• [Job]
Search the records below for the word "nemt". Pull out each line that has it.

= = = = = = =

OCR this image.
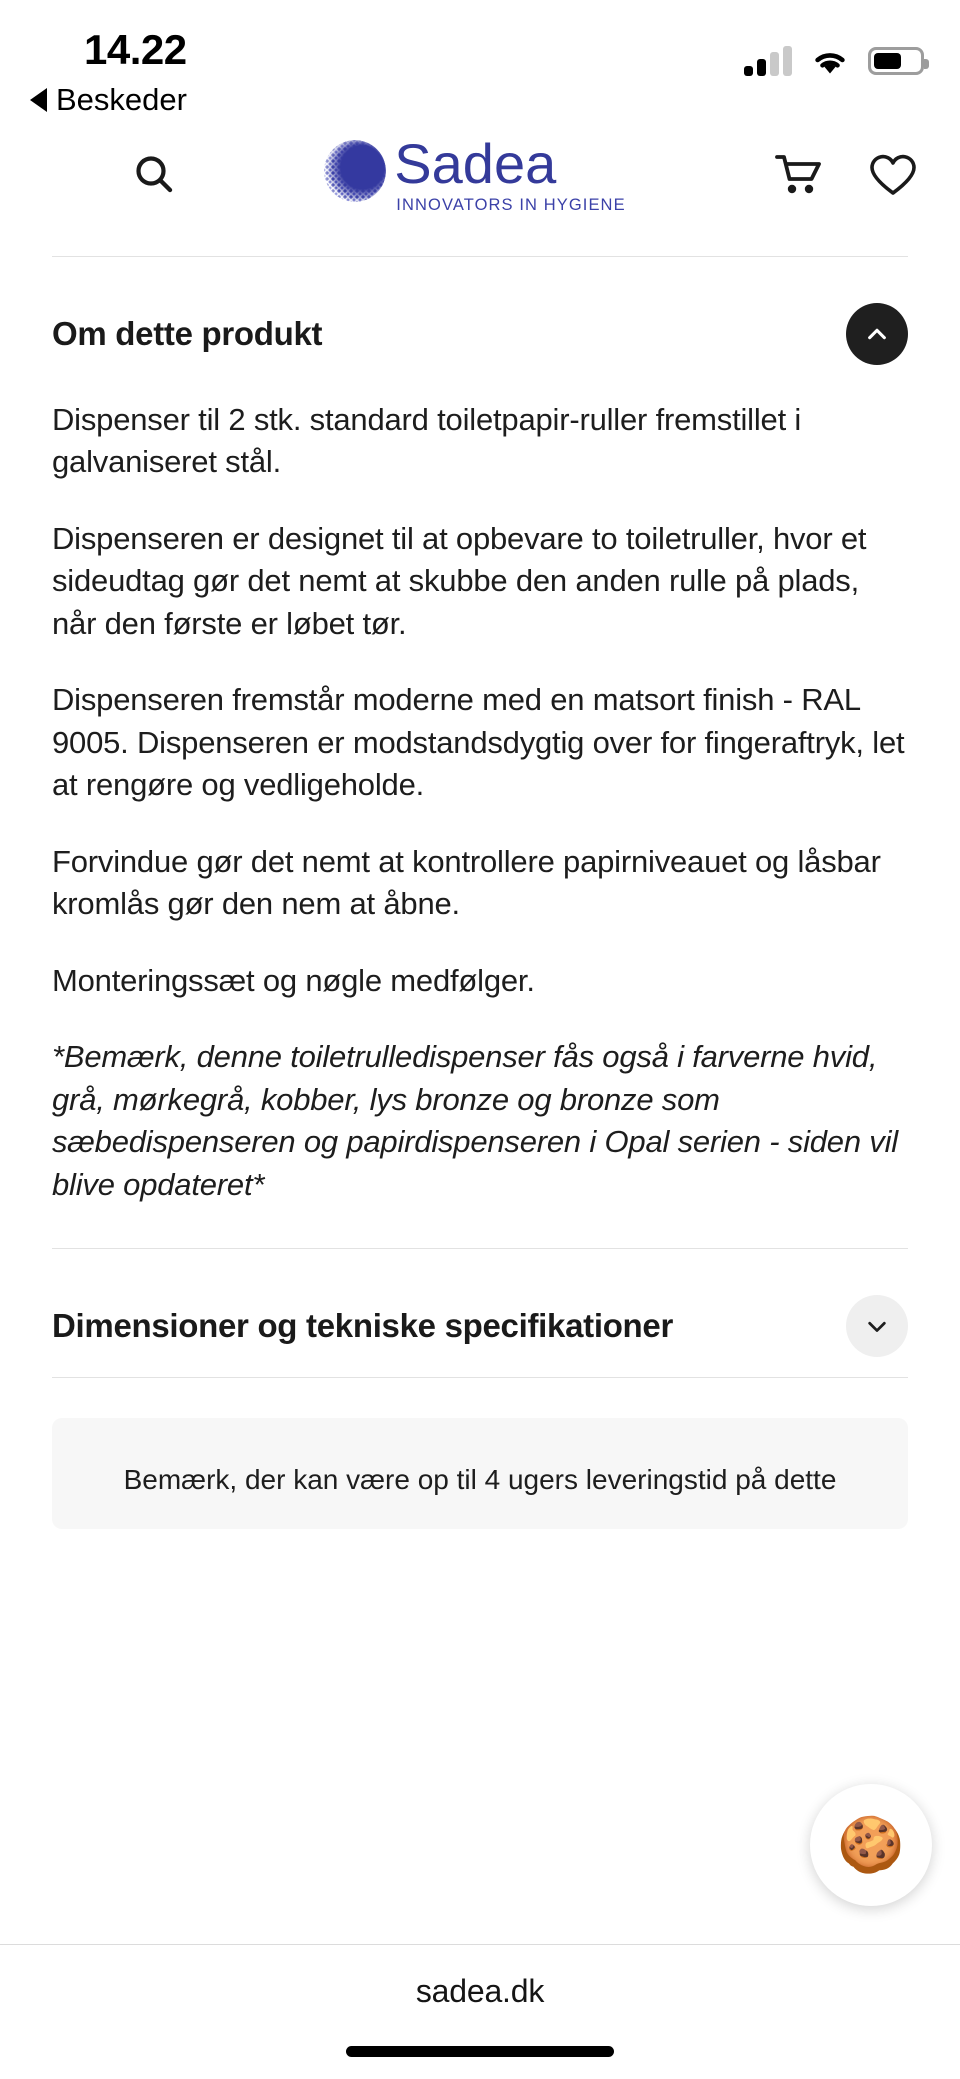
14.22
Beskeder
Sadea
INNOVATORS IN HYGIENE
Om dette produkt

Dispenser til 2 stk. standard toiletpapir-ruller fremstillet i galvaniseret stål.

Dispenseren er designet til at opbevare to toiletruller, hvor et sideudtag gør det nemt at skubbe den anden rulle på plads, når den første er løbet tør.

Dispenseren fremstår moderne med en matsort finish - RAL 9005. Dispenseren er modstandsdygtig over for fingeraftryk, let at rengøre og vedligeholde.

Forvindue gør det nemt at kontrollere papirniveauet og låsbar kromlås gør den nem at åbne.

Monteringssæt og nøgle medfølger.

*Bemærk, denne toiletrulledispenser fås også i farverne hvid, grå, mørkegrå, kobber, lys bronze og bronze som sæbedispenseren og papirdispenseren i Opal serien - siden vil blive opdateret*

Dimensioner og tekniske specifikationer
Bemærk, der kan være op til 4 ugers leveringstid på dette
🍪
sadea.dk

= = = = = = =

• [Full solution]
Dispenseren er designet til at opbevare to toiletruller, hvor et sideudtag gør det nemt at skubbe den anden rulle på plads, når den første er løbet tør.
Forvindue gør det nemt at kontrollere papirniveauet og låsbar kromlås gør den nem at åbne.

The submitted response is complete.